**Your goal:** Each line below must be set down exactly; omit any image you find.

------ Extracted material ------

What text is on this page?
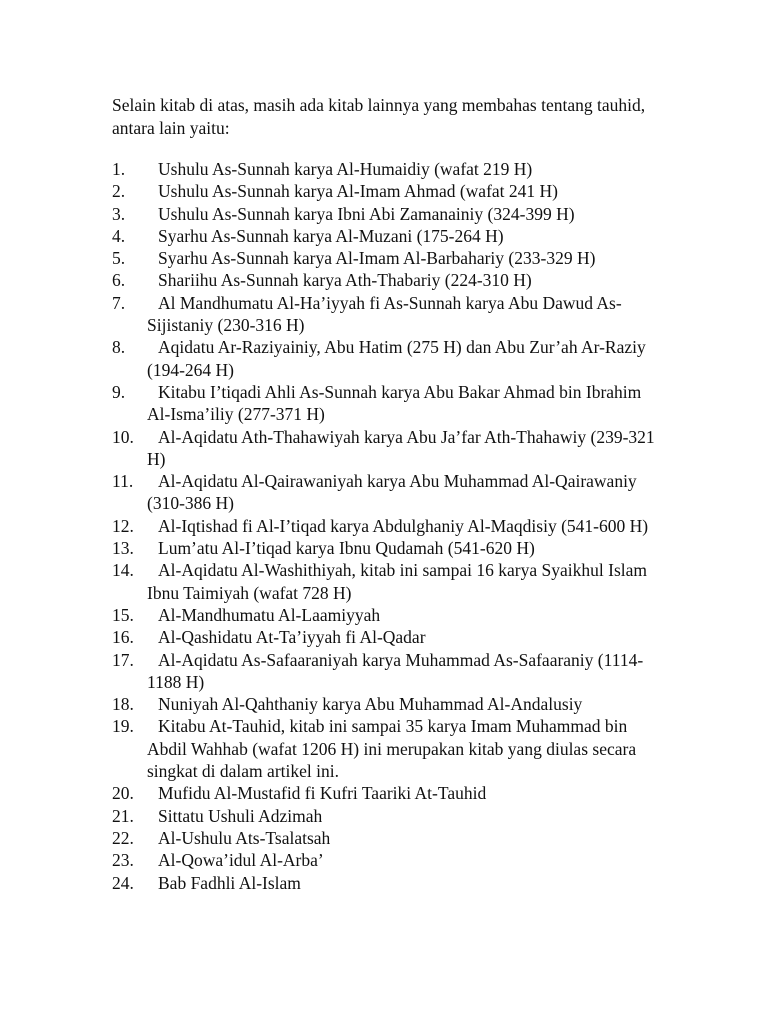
Selain kitab di atas, masih ada kitab lainnya yang membahas tentang tauhid, antara lain yaitu:

1.	Ushulu As-Sunnah karya Al-Humaidiy (wafat 219 H)
2.	Ushulu As-Sunnah karya Al-Imam Ahmad (wafat 241 H)
3.	Ushulu As-Sunnah karya Ibni Abi Zamanainiy (324-399 H)
4.	Syarhu As-Sunnah karya Al-Muzani (175-264 H)
5.	Syarhu As-Sunnah karya Al-Imam Al-Barbahariy (233-329 H)
6.	Shariihu As-Sunnah karya Ath-Thabariy (224-310 H)
7.	Al Mandhumatu Al-Ha’iyyah fi As-Sunnah karya Abu Dawud As-Sijistaniy (230-316 H)
8.	Aqidatu Ar-Raziyainiy, Abu Hatim (275 H) dan Abu Zur’ah Ar-Raziy (194-264 H)
9.	Kitabu I’tiqadi Ahli As-Sunnah karya Abu Bakar Ahmad bin Ibrahim Al-Isma’iliy (277-371 H)
10.	Al-Aqidatu Ath-Thahawiyah karya Abu Ja’far Ath-Thahawiy (239-321 H)
11.	Al-Aqidatu Al-Qairawaniyah karya Abu Muhammad Al-Qairawaniy (310-386 H)
12.	Al-Iqtishad fi Al-I’tiqad karya Abdulghaniy Al-Maqdisiy (541-600 H)
13.	Lum’atu Al-I’tiqad karya Ibnu Qudamah (541-620 H)
14.	Al-Aqidatu Al-Washithiyah, kitab ini sampai 16 karya Syaikhul Islam Ibnu Taimiyah (wafat 728 H)
15.	Al-Mandhumatu Al-Laamiyyah
16.	Al-Qashidatu At-Ta’iyyah fi Al-Qadar
17.	Al-Aqidatu As-Safaaraniyah karya Muhammad As-Safaaraniy (1114-1188 H)
18.	Nuniyah Al-Qahthaniy karya Abu Muhammad Al-Andalusiy
19.	Kitabu At-Tauhid, kitab ini sampai 35 karya Imam Muhammad bin Abdil Wahhab (wafat 1206 H) ini merupakan kitab yang diulas secara singkat di dalam artikel ini.
20.	Mufidu Al-Mustafid fi Kufri Taariki At-Tauhid
21.	Sittatu Ushuli Adzimah
22.	Al-Ushulu Ats-Tsalatsah
23.	Al-Qowa’idul Al-Arba’
24.	Bab Fadhli Al-Islam
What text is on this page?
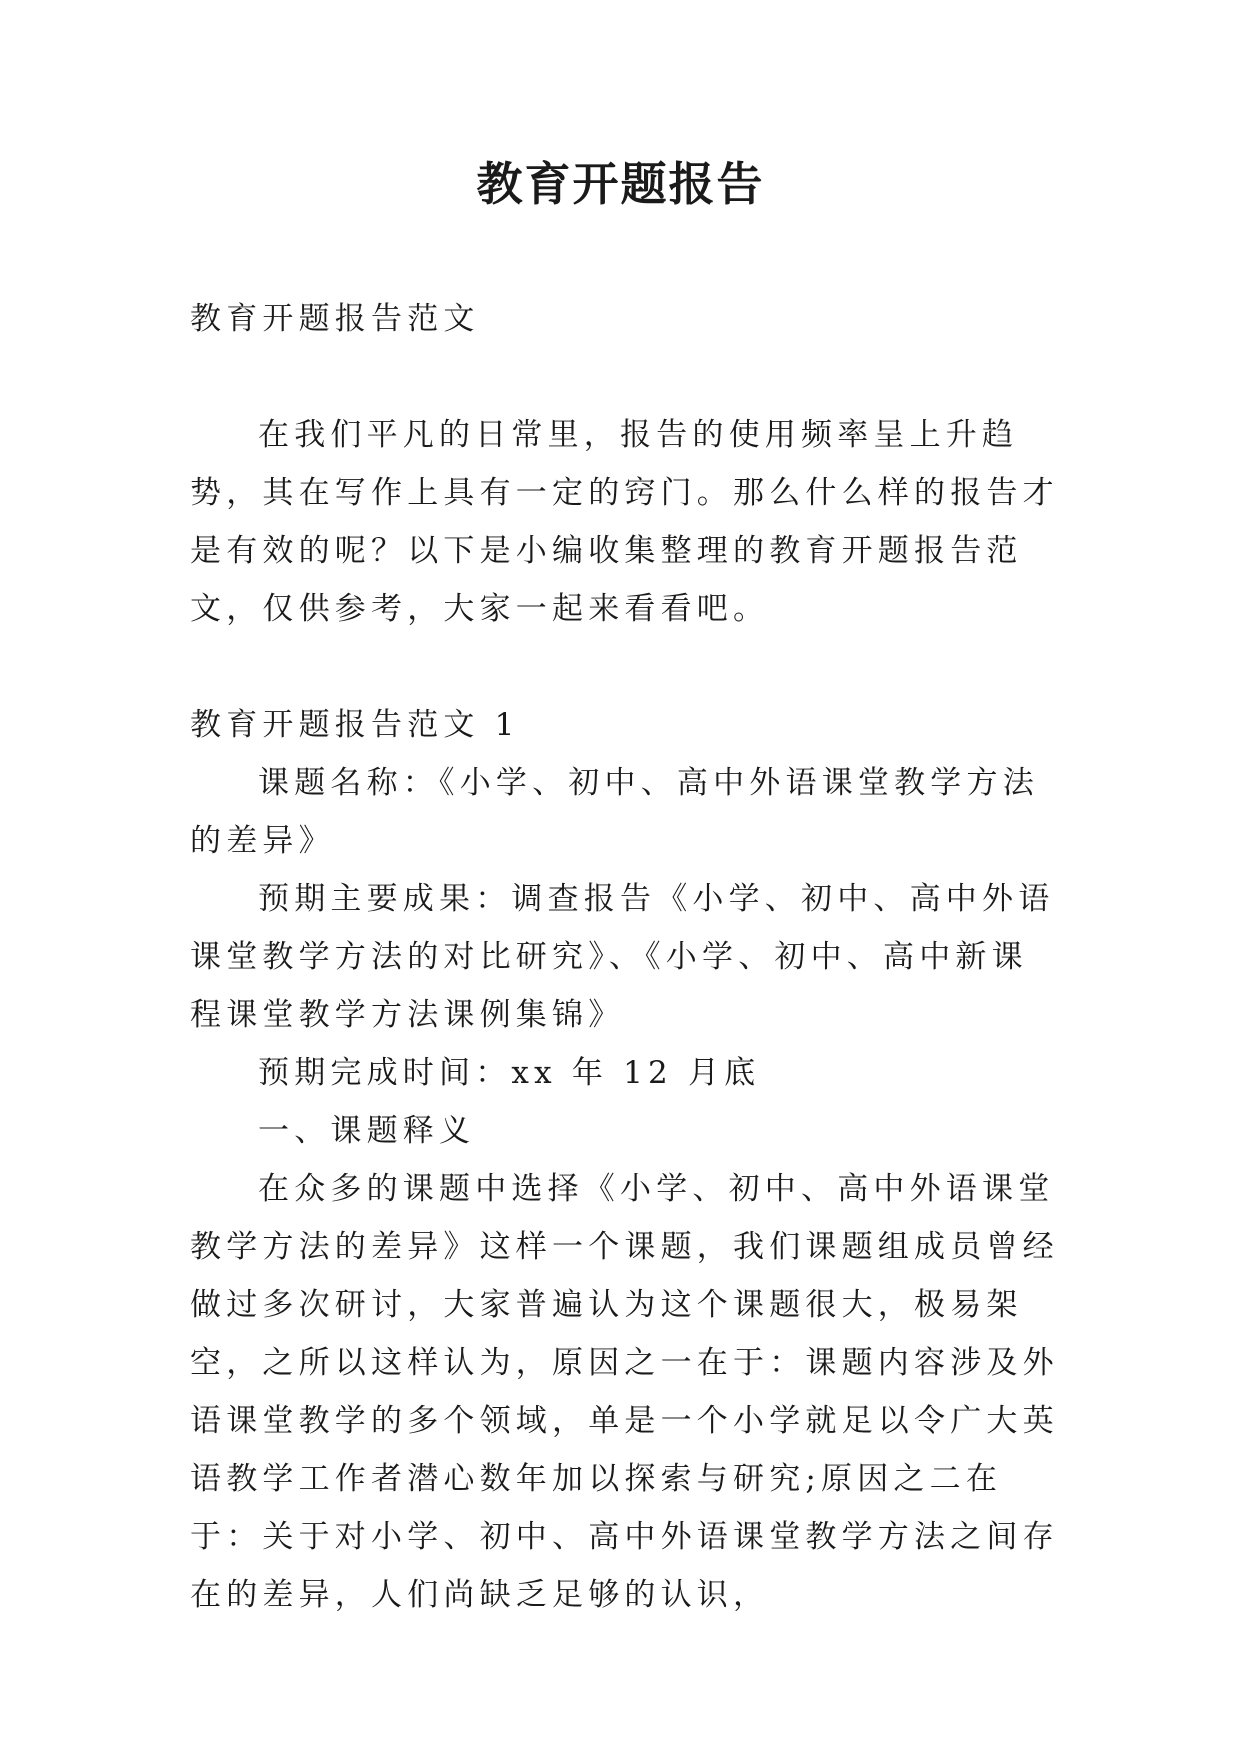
教育开题报告

教育开题报告范文

在我们平凡的日常里，报告的使用频率呈上升趋势，其在写作上具有一定的窍门。那么什么样的报告才是有效的呢？以下是小编收集整理的教育开题报告范文，仅供参考，大家一起来看看吧。

教育开题报告范文 1

课题名称：《小学、初中、高中外语课堂教学方法的差异》

预期主要成果：调查报告《小学、初中、高中外语课堂教学方法的对比研究》、《小学、初中、高中新课程课堂教学方法课例集锦》

预期完成时间：xx 年 12 月底

一、课题释义

在众多的课题中选择《小学、初中、高中外语课堂教学方法的差异》这样一个课题，我们课题组成员曾经做过多次研讨，大家普遍认为这个课题很大，极易架空，之所以这样认为，原因之一在于：课题内容涉及外语课堂教学的多个领域，单是一个小学就足以令广大英语教学工作者潜心数年加以探索与研究;原因之二在于：关于对小学、初中、高中外语课堂教学方法之间存在的差异，人们尚缺乏足够的认识，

------

**Expected output:**
What text is on this page?
Selain kitab di atas, masih ada kitab lainnya yang membahas tentang tauhid, antara lain yaitu:

1.	Ushulu As-Sunnah karya Al-Humaidiy (wafat 219 H)
2.	Ushulu As-Sunnah karya Al-Imam Ahmad (wafat 241 H)
3.	Ushulu As-Sunnah karya Ibni Abi Zamanainiy (324-399 H)
4.	Syarhu As-Sunnah karya Al-Muzani (175-264 H)
5.	Syarhu As-Sunnah karya Al-Imam Al-Barbahariy (233-329 H)
6.	Shariihu As-Sunnah karya Ath-Thabariy (224-310 H)
7.	Al Mandhumatu Al-Ha’iyyah fi As-Sunnah karya Abu Dawud As-Sijistaniy (230-316 H)
8.	Aqidatu Ar-Raziyainiy, Abu Hatim (275 H) dan Abu Zur’ah Ar-Raziy (194-264 H)
9.	Kitabu I’tiqadi Ahli As-Sunnah karya Abu Bakar Ahmad bin Ibrahim Al-Isma’iliy (277-371 H)
10.	Al-Aqidatu Ath-Thahawiyah karya Abu Ja’far Ath-Thahawiy (239-321 H)
11.	Al-Aqidatu Al-Qairawaniyah karya Abu Muhammad Al-Qairawaniy (310-386 H)
12.	Al-Iqtishad fi Al-I’tiqad karya Abdulghaniy Al-Maqdisiy (541-600 H)
13.	Lum’atu Al-I’tiqad karya Ibnu Qudamah (541-620 H)
14.	Al-Aqidatu Al-Washithiyah, kitab ini sampai 16 karya Syaikhul Islam Ibnu Taimiyah (wafat 728 H)
15.	Al-Mandhumatu Al-Laamiyyah
16.	Al-Qashidatu At-Ta’iyyah fi Al-Qadar
17.	Al-Aqidatu As-Safaaraniyah karya Muhammad As-Safaaraniy (1114-1188 H)
18.	Nuniyah Al-Qahthaniy karya Abu Muhammad Al-Andalusiy
19.	Kitabu At-Tauhid, kitab ini sampai 35 karya Imam Muhammad bin Abdil Wahhab (wafat 1206 H) ini merupakan kitab yang diulas secara singkat di dalam artikel ini.
20.	Mufidu Al-Mustafid fi Kufri Taariki At-Tauhid
21.	Sittatu Ushuli Adzimah
22.	Al-Ushulu Ats-Tsalatsah
23.	Al-Qowa’idul Al-Arba’
24.	Bab Fadhli Al-Islam
What text is on this page?
教育开题报告

教育开题报告范文

在我们平凡的日常里，报告的使用频率呈上升趋势，其在写作上具有一定的窍门。那么什么样的报告才是有效的呢？以下是小编收集整理的教育开题报告范文，仅供参考，大家一起来看看吧。

教育开题报告范文 1

课题名称：《小学、初中、高中外语课堂教学方法的差异》

预期主要成果：调查报告《小学、初中、高中外语课堂教学方法的对比研究》、《小学、初中、高中新课程课堂教学方法课例集锦》

预期完成时间：xx 年 12 月底

一、课题释义

在众多的课题中选择《小学、初中、高中外语课堂教学方法的差异》这样一个课题，我们课题组成员曾经做过多次研讨，大家普遍认为这个课题很大，极易架空，之所以这样认为，原因之一在于：课题内容涉及外语课堂教学的多个领域，单是一个小学就足以令广大英语教学工作者潜心数年加以探索与研究;原因之二在于：关于对小学、初中、高中外语课堂教学方法之间存在的差异，人们尚缺乏足够的认识，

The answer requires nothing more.